[start Quoted passage]

The “Conversion Date” means the date on which a holder complies in all respects with the procedures set forth in this Section 7(c).

(d) Effect of Conversion. Effective immediately prior to the Close of Business on the Conversion Date applicable to any shares of Series A Preferred Stock, dividends shall no longer accrue or be declared on any such shares of Series A Preferred Stock and such shares of Series A Preferred Stock shall cease to be outstanding.

(e) Record Holder of Underlying Securities as of Conversion Date. The Person or Persons entitled to receive the Common Stock and, to the extent applicable, cash, issuable upon conversion of Series A Preferred Stock on a Conversion Date shall be treated for all purposes as the record holder(s) of such shares of Common Stock and/or cash as of the Close of Business on such Conversion Date. As promptly as practicable on or after the Conversion Date and compliance by the applicable holder with the relevant conversion procedures contained in Section 7(c) (and in any event no later than three Trading Days thereafter), the Corporation shall issue the number of whole shares of Common Stock issuable upon conversion (and deliver payment of cash in lieu of fractional shares). Such delivery of shares of Common Stock and, if applicable, cash, shall be made, at the option of the applicable holder, in certificated form or by book-entry. Any such certificate or certificates shall be delivered by the Corporation to the appropriate holder on a book-entry basis or by mailing certificates evidencing the shares to the holders at their respective addresses as set forth in the conversion notice. If fewer than all of the shares of Series A Preferred Stock held by any holder hereto are converted pursuant to Section 7(b), then a new certificate representing the unconverted shares of Series A Preferred Stock shall be issued to such holder concurrently with the issuance of the certificates (or book-entry shares) representing the applicable shares of Common Stock. In the event that a holder shall not by written notice designate the name in which shares of Common Stock and, to the extent applicable, cash to be delivered upon conversion of shares of Series A Preferred Stock should be registered or paid, or the manner in which such shares and, if applicable, cash should be delivered, the Corporation shall be entitled to register and deliver such shares and, if applicable, cash in the name of the holder and in the manner shown on the records of the Corporation.

[end Quoted passage]
[start Record set]

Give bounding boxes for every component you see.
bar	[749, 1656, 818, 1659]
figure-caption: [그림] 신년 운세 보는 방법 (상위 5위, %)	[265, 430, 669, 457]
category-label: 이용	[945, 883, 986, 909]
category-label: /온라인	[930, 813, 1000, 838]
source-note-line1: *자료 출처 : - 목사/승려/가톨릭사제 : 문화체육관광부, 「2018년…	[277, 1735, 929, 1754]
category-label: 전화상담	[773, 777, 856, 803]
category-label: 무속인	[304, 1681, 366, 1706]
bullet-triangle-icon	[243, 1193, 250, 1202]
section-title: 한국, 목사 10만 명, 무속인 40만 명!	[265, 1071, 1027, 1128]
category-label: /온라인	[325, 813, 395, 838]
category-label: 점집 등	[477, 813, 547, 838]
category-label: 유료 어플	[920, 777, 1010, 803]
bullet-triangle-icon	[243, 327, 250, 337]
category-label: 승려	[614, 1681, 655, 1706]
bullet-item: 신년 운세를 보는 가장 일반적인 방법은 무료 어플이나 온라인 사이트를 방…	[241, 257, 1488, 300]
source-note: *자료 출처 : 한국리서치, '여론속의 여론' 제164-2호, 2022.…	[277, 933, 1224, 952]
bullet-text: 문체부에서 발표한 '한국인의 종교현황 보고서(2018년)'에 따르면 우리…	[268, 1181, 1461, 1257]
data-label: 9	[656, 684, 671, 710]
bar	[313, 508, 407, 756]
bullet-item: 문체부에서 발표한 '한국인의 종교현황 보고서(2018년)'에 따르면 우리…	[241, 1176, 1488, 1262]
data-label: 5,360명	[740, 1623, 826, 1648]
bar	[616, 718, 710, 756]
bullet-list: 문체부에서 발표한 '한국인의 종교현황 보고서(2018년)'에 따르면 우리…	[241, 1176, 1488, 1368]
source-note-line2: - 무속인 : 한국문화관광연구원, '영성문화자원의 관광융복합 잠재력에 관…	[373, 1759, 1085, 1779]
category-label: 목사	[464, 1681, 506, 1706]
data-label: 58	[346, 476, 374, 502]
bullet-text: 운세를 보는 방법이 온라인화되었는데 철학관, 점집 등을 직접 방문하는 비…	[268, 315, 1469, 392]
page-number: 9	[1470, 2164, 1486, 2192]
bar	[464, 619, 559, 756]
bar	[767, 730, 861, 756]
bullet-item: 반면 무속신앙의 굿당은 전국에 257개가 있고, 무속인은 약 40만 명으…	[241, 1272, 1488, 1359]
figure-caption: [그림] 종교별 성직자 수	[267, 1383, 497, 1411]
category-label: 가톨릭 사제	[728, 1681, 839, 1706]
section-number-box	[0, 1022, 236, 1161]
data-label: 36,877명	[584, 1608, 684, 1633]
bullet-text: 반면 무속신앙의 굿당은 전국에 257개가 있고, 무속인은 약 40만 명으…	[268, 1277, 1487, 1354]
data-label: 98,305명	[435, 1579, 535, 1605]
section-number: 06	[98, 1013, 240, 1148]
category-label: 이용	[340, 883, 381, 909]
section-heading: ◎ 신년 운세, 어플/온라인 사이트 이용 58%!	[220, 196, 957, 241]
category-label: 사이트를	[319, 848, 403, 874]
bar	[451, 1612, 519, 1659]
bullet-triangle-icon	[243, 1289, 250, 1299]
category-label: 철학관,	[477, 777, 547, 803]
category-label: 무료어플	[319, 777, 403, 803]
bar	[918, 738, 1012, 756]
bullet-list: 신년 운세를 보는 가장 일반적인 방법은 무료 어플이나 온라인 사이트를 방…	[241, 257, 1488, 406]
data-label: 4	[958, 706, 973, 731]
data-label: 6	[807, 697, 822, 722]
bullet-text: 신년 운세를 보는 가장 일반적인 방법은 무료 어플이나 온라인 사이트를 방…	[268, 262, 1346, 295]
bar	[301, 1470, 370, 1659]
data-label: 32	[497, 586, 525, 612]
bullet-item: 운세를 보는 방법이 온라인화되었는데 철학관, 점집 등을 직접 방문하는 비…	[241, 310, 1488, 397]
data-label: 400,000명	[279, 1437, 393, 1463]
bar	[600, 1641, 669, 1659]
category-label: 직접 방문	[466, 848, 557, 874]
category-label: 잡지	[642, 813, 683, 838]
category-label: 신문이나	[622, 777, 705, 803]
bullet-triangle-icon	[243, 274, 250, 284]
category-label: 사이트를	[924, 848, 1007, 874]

[end Record set]

■ Exercise task 1 ■
According to the conversion provisions, how many Trading Days after the Conversion Date does the Corporation have, at most, to issue the shares of Common Stock?
■ Exercise task 2 ■
Extract from the conversion provisions the passage starting at "(d) Effect of" and ending at "to be outstanding.".

■ Exercise output 1 ■
No later than three Trading Days.

■ Exercise output 2 ■
(d) Effect of Conversion. Effective immediately prior to the Close of Business on the Conversion Date applicable to any shares of Series A Preferred Stock, dividends shall no longer accrue or be declared on any such shares of Series A Preferred Stock and such shares of Series A Preferred Stock shall cease to be outstanding.